• Instruções:
[a] Devolva, sem qualquer alteração, o trecho do texto sobre a visita do Papa ao Cazaquistão que começa nas palavras "Referindo a importância" e termina depois de "limite da Europa.".
[b] Segundo o texto sobre a visita do Papa ao Cazaquistão, quem acabou por decidir não fazer a viagem?
[c] Escreva a continuação do texto sobre a visita do Papa ao Cazaquistão, começando logo a seguir à última frase apresentada.

• Texto de leitura:
Papa no Cazaquistão, entre a Rússia, a China e a “loucura” da guerra na Ucrânia

Patriarca Cirilo ausente

 | 13 Set 2022

Papa Francisco, Cazaquistão,

O Papa Francisco discursando diante do Presidente do Cazaquistão, Kassym-Jomart Tokayev, no encontro com autoridades políticas, representantes da sociedade civil e corpo diplomático. Foto da página oficial da Presidência da República do Cazaquistão.

 

O Papa chegou esta quarta-feira ao Cazaquistão “no decurso da louca e trágica guerra originada pela invasão da Ucrânia, enquanto outros confrontos e ameaças de conflito colocam em risco os nossos tempos”. No seu primeiro discurso proferido na viagem, dirigido às autoridades, representantes da sociedade civil e corpo diplomático, o Papa Francisco afirmou: “Venho para amplificar o clamor de tantos que imploram a paz, caminho de desenvolvimento essencial para o nosso mundo globalizado”.

A viagem tem como objectivo participar no VII Congresso de Líderes de Religiões Mundiais e Tradicionais. Mas um dos intuitos principais da viagem era também concretizar um encontro com o patriarca Cirilo, do Patriarcado Ortodoxo de Moscovo, mas este acabou por decidir não fazer a viagem.

“O problema de um é hoje problema de todos; quem mais poder detém no mundo, tem maior responsabilidade para com os outros, especialmente dos países colocados em maior crise por lógicas de conflito”, afirmou o Papa no seu discurso.

Referindo a importância do reforço do multilateralismo, em ordem a um mundo “mais estável e pacífico”, o Papa afirmou que é “cada vez mais premente” reforçar o compromisso diplomático em “favor do diálogo e do encontro”, abandonando a lógica das “rivalidades” e dos “blocos opostos”.

“Para fazer isto, é preciso compreensão, paciência e diálogo com todos. Repito: com todos”, afirmou, no auditório da Sala de Concertos Qazaq, em Nur-Sultan, a capital do país.

O Papa falou ainda da “dombra”, instrumento tradicional do Cazaquistão, que representa “as notas de duas almas, a asiática e a europeia” deste país – situado na Ásia Central, o Oeste do território do Cazaquistão confina com o mar Cáspio, considerado o limite da Europa.

“Símbolo de continuidade na diversidade, marca a cadência da memória do país e, face às rápidas mudanças económicas e sociais em curso, recorda a importância de não se descurarem os laços com a vida de quem nos precedeu”, disse o Papa, referindo a “gloriosa história de cultura, humanidade e sofrimento” na antiga república soviética, independente desde 1991 e que foi visitada por João Paulo II em 2001.

“Como não lembrar, em particular, os campos de detenção e as deportações em massa que viram a opressão de tantas populações nas cidades e estepes infindas destas regiões?”, perguntou Francisco, apelando ao respeito pela “dignidade do homem, de cada homem e de cada grupo étnico, social, religioso”.

• Dados de origem:
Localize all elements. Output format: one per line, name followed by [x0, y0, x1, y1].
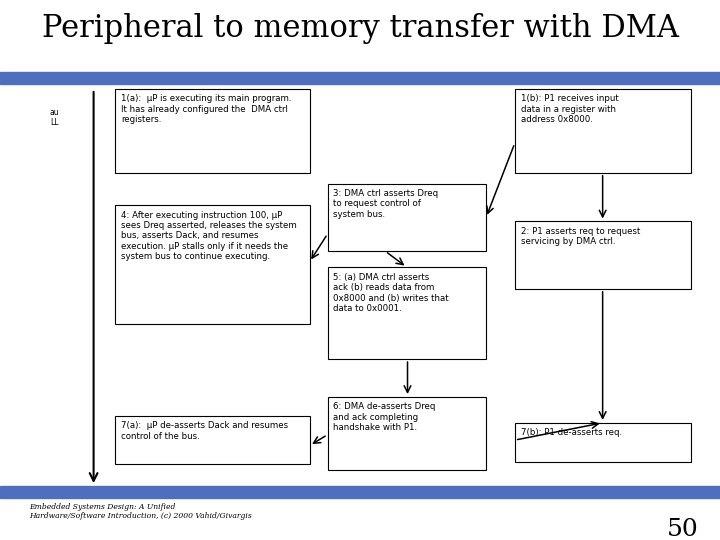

• Respostas:
[a]
Referindo a importância do reforço do multilateralismo, em ordem a um mundo “mais estável e pacífico”, o Papa afirmou que é “cada vez mais premente” reforçar o compromisso diplomático em “favor do diálogo e do encontro”, abandonando a lógica das “rivalidades” e dos “blocos opostos”.

“Para fazer isto, é preciso compreensão, paciência e diálogo com todos. Repito: com todos”, afirmou, no auditório da Sala de Concertos Qazaq, em Nur-Sultan, a capital do país.

O Papa falou ainda da “dombra”, instrumento tradicional do Cazaquistão, que representa “as notas de duas almas, a asiática e a europeia” deste país – situado na Ásia Central, o Oeste do território do Cazaquistão confina com o mar Cáspio, considerado o limite da Europa.

[b] O patriarca Cirilo, do Patriarcado Ortodoxo de Moscovo.

[c]
O Papa defendeu ainda uma “sã laicidade”, que “reconheça o papel precioso e insubstituível da religião e combata o extremismo” e falou da liberdade enquanto “aspiração inscrita no coração de cada ser humano” e “única condição para que o encontro entre as pessoas e os grupos seja real e não artificial” que se traduz no “reconhecimento dos direitos, acompanhados pelos deveres”.

Elogiando a abolição da pena de morte, o desarmamento nuclear e o “processo de democratização” do país, o Papa afirmou ser necessário que “a democracia e a modernização não sejam relegadas a proclamações, mas confluam num serviço concreto ao povo”.

“Este estilo político realmente democrático é a resposta mais eficaz a possíveis extremismos, personalismos e populismos, que ameaçam a estabilidade e o bem-estar dos povos”, afirmou ainda.

No seu discurso, Francisco lamentou a “injustiça generalizada” que atinge milhões de pessoas em todo o mundo e defendeu a necessidade de “promover o desenvolvimento económico, não com base no lucro de poucos, mas na dignidade de cada trabalhador”.

A sombra da Rússia e a ausência de Cirilo
Putin e o patriarca Cirilo, no Kremlin, em novembro de 2021. Kremlin.ru, CC BY 4.0 , via Wikimedia Commons.

Putin e o patriarca Cirilo, no Kremlin, em novembro de 2021, no Kremlin: o apoio do patriarca ao líder russo já foi criticado pelo Papa. Foto: CC BY 4.0, via Wikimedia Commons.

 

Nestes dois dias em que o Papa estará no país, Francisco encontrar-se-á com líderes religiosos, incluindo Ahmad al-Tayeb, o Grande Imã de Al-Azhar do Egipto, e celebrará uma missa para a pequena comunidade católica do país – mas na qual são esperados também crentes do Cazaquistão, Uzbequistão, Quirguizistão, Mongólia e Rússia.

A Rússia era precisamente uma meta indirecta desta viagem, na qual Francisco esperava encontrar-se com o patriarca Cirilo, naquele que seria o primeiro encontro entre ambos, depois da invasão russa da Ucrânia – que o líder ortodoxo tem apoiado, pelo menos com o seu silêncio, enquanto o Papa afirmou, em Maio, ao Corriere della Sera, que “o patriarca não se pode transformar no acólito de Putin”. Também a China está no horizonte de Francisco: o Presidente chinês Xi Jinping, estará no Cazaquistão durante estes dias, mas não está programado qualquer encontro entre os dois líderes.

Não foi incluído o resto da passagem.